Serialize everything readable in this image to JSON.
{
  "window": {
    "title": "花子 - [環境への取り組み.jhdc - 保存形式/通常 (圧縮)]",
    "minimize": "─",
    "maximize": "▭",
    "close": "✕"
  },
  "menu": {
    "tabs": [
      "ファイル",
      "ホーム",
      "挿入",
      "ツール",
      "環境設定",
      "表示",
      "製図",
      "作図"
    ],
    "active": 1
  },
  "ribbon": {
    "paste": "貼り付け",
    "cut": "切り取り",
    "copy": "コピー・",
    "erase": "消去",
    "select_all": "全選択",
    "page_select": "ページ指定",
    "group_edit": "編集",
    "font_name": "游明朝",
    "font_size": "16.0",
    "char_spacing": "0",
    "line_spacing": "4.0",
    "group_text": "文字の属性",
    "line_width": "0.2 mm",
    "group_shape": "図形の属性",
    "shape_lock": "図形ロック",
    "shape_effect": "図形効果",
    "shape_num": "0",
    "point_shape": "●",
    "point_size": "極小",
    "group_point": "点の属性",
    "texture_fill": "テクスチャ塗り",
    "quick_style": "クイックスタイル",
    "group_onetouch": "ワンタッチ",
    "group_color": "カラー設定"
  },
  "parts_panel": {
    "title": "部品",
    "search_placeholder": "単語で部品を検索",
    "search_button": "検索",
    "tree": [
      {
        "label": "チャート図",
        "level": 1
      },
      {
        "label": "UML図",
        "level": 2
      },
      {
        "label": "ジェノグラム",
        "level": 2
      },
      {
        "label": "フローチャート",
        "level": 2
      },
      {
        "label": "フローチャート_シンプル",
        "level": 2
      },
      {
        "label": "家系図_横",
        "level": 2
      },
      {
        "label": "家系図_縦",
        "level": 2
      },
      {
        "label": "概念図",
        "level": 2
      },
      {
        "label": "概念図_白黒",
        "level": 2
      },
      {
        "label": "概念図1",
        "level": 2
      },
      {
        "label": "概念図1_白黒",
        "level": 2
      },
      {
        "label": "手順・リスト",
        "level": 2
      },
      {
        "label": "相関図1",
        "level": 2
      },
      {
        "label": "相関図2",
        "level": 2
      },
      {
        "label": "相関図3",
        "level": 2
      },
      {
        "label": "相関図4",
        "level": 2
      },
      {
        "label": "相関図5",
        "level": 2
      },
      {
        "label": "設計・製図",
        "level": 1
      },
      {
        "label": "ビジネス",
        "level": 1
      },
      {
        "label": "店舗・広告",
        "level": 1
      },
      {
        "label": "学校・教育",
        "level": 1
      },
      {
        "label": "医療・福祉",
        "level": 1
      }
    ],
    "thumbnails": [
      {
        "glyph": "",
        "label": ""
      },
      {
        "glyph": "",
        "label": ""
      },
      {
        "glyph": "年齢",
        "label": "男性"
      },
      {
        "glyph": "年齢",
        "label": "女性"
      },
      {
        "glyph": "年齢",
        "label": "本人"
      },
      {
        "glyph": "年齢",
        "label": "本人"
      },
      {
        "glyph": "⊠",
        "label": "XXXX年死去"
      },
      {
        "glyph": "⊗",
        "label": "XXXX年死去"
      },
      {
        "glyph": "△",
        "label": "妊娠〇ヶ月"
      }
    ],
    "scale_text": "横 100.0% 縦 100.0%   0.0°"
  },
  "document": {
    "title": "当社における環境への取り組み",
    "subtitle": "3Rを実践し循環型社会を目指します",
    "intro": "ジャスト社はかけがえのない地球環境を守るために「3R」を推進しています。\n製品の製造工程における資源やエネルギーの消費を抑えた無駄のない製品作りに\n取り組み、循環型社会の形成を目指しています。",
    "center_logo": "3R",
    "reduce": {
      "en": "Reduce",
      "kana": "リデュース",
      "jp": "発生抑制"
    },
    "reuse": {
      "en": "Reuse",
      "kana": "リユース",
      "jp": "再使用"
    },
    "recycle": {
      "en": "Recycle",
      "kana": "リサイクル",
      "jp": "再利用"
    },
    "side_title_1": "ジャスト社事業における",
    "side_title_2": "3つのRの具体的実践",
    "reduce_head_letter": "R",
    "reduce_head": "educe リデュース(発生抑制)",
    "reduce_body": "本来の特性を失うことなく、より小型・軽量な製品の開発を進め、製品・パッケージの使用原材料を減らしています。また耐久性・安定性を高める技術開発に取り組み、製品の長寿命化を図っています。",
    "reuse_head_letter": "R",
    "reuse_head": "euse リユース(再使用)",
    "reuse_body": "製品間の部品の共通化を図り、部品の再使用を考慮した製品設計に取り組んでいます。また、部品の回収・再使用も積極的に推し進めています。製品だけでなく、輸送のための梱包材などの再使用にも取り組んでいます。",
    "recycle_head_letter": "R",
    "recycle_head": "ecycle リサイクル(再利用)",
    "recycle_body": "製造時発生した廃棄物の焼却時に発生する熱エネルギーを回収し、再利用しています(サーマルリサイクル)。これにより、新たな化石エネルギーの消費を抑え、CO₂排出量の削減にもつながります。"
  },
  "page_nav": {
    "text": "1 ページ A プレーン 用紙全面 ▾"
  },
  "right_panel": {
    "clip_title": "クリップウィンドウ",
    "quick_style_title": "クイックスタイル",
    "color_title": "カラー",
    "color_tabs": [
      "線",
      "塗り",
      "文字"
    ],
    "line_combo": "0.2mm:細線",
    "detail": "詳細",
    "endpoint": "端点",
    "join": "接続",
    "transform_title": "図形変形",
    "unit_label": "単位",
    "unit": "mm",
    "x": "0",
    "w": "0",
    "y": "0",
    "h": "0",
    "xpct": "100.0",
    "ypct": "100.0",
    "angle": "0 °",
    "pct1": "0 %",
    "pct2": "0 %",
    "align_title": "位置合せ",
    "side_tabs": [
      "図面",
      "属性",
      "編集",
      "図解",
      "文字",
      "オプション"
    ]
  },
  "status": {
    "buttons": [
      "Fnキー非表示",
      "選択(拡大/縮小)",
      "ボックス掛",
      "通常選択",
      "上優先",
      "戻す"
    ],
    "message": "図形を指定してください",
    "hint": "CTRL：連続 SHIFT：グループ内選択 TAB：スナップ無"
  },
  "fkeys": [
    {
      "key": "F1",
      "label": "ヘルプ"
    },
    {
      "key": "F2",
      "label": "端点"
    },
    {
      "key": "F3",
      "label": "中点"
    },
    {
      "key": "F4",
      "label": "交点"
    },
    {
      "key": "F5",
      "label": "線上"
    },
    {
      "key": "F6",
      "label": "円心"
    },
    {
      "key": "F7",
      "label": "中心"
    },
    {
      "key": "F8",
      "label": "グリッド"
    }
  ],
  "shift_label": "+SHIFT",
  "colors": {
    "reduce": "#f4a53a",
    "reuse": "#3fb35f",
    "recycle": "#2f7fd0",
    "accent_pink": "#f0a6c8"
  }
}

--

▸ **What is expected**
Output every line above without altering anything.

▸ **Result of this exercise**
Serialize everything readable in this image to JSON.
{
  "window": {
    "title": "花子 - [環境への取り組み.jhdc - 保存形式/通常 (圧縮)]",
    "minimize": "─",
    "maximize": "▭",
    "close": "✕"
  },
  "menu": {
    "tabs": [
      "ファイル",
      "ホーム",
      "挿入",
      "ツール",
      "環境設定",
      "表示",
      "製図",
      "作図"
    ],
    "active": 1
  },
  "ribbon": {
    "paste": "貼り付け",
    "cut": "切り取り",
    "copy": "コピー・",
    "erase": "消去",
    "select_all": "全選択",
    "page_select": "ページ指定",
    "group_edit": "編集",
    "font_name": "游明朝",
    "font_size": "16.0",
    "char_spacing": "0",
    "line_spacing": "4.0",
    "group_text": "文字の属性",
    "line_width": "0.2 mm",
    "group_shape": "図形の属性",
    "shape_lock": "図形ロック",
    "shape_effect": "図形効果",
    "shape_num": "0",
    "point_shape": "●",
    "point_size": "極小",
    "group_point": "点の属性",
    "texture_fill": "テクスチャ塗り",
    "quick_style": "クイックスタイル",
    "group_onetouch": "ワンタッチ",
    "group_color": "カラー設定"
  },
  "parts_panel": {
    "title": "部品",
    "search_placeholder": "単語で部品を検索",
    "search_button": "検索",
    "tree": [
      {
        "label": "チャート図",
        "level": 1
      },
      {
        "label": "UML図",
        "level": 2
      },
      {
        "label": "ジェノグラム",
        "level": 2
      },
      {
        "label": "フローチャート",
        "level": 2
      },
      {
        "label": "フローチャート_シンプル",
        "level": 2
      },
      {
        "label": "家系図_横",
        "level": 2
      },
      {
        "label": "家系図_縦",
        "level": 2
      },
      {
        "label": "概念図",
        "level": 2
      },
      {
        "label": "概念図_白黒",
        "level": 2
      },
      {
        "label": "概念図1",
        "level": 2
      },
      {
        "label": "概念図1_白黒",
        "level": 2
      },
      {
        "label": "手順・リスト",
        "level": 2
      },
      {
        "label": "相関図1",
        "level": 2
      },
      {
        "label": "相関図2",
        "level": 2
      },
      {
        "label": "相関図3",
        "level": 2
      },
      {
        "label": "相関図4",
        "level": 2
      },
      {
        "label": "相関図5",
        "level": 2
      },
      {
        "label": "設計・製図",
        "level": 1
      },
      {
        "label": "ビジネス",
        "level": 1
      },
      {
        "label": "店舗・広告",
        "level": 1
      },
      {
        "label": "学校・教育",
        "level": 1
      },
      {
        "label": "医療・福祉",
        "level": 1
      }
    ],
    "thumbnails": [
      {
        "glyph": "",
        "label": ""
      },
      {
        "glyph": "",
        "label": ""
      },
      {
        "glyph": "年齢",
        "label": "男性"
      },
      {
        "glyph": "年齢",
        "label": "女性"
      },
      {
        "glyph": "年齢",
        "label": "本人"
      },
      {
        "glyph": "年齢",
        "label": "本人"
      },
      {
        "glyph": "⊠",
        "label": "XXXX年死去"
      },
      {
        "glyph": "⊗",
        "label": "XXXX年死去"
      },
      {
        "glyph": "△",
        "label": "妊娠〇ヶ月"
      }
    ],
    "scale_text": "横 100.0% 縦 100.0%   0.0°"
  },
  "document": {
    "title": "当社における環境への取り組み",
    "subtitle": "3Rを実践し循環型社会を目指します",
    "intro": "ジャスト社はかけがえのない地球環境を守るために「3R」を推進しています。\n製品の製造工程における資源やエネルギーの消費を抑えた無駄のない製品作りに\n取り組み、循環型社会の形成を目指しています。",
    "center_logo": "3R",
    "reduce": {
      "en": "Reduce",
      "kana": "リデュース",
      "jp": "発生抑制"
    },
    "reuse": {
      "en": "Reuse",
      "kana": "リユース",
      "jp": "再使用"
    },
    "recycle": {
      "en": "Recycle",
      "kana": "リサイクル",
      "jp": "再利用"
    },
    "side_title_1": "ジャスト社事業における",
    "side_title_2": "3つのRの具体的実践",
    "reduce_head_letter": "R",
    "reduce_head": "educe リデュース(発生抑制)",
    "reduce_body": "本来の特性を失うことなく、より小型・軽量な製品の開発を進め、製品・パッケージの使用原材料を減らしています。また耐久性・安定性を高める技術開発に取り組み、製品の長寿命化を図っています。",
    "reuse_head_letter": "R",
    "reuse_head": "euse リユース(再使用)",
    "reuse_body": "製品間の部品の共通化を図り、部品の再使用を考慮した製品設計に取り組んでいます。また、部品の回収・再使用も積極的に推し進めています。製品だけでなく、輸送のための梱包材などの再使用にも取り組んでいます。",
    "recycle_head_letter": "R",
    "recycle_head": "ecycle リサイクル(再利用)",
    "recycle_body": "製造時発生した廃棄物の焼却時に発生する熱エネルギーを回収し、再利用しています(サーマルリサイクル)。これにより、新たな化石エネルギーの消費を抑え、CO₂排出量の削減にもつながります。"
  },
  "page_nav": {
    "text": "1 ページ A プレーン 用紙全面 ▾"
  },
  "right_panel": {
    "clip_title": "クリップウィンドウ",
    "quick_style_title": "クイックスタイル",
    "color_title": "カラー",
    "color_tabs": [
      "線",
      "塗り",
      "文字"
    ],
    "line_combo": "0.2mm:細線",
    "detail": "詳細",
    "endpoint": "端点",
    "join": "接続",
    "transform_title": "図形変形",
    "unit_label": "単位",
    "unit": "mm",
    "x": "0",
    "w": "0",
    "y": "0",
    "h": "0",
    "xpct": "100.0",
    "ypct": "100.0",
    "angle": "0 °",
    "pct1": "0 %",
    "pct2": "0 %",
    "align_title": "位置合せ",
    "side_tabs": [
      "図面",
      "属性",
      "編集",
      "図解",
      "文字",
      "オプション"
    ]
  },
  "status": {
    "buttons": [
      "Fnキー非表示",
      "選択(拡大/縮小)",
      "ボックス掛",
      "通常選択",
      "上優先",
      "戻す"
    ],
    "message": "図形を指定してください",
    "hint": "CTRL：連続 SHIFT：グループ内選択 TAB：スナップ無"
  },
  "fkeys": [
    {
      "key": "F1",
      "label": "ヘルプ"
    },
    {
      "key": "F2",
      "label": "端点"
    },
    {
      "key": "F3",
      "label": "中点"
    },
    {
      "key": "F4",
      "label": "交点"
    },
    {
      "key": "F5",
      "label": "線上"
    },
    {
      "key": "F6",
      "label": "円心"
    },
    {
      "key": "F7",
      "label": "中心"
    },
    {
      "key": "F8",
      "label": "グリッド"
    }
  ],
  "shift_label": "+SHIFT",
  "colors": {
    "reduce": "#f4a53a",
    "reuse": "#3fb35f",
    "recycle": "#2f7fd0",
    "accent_pink": "#f0a6c8"
  }
}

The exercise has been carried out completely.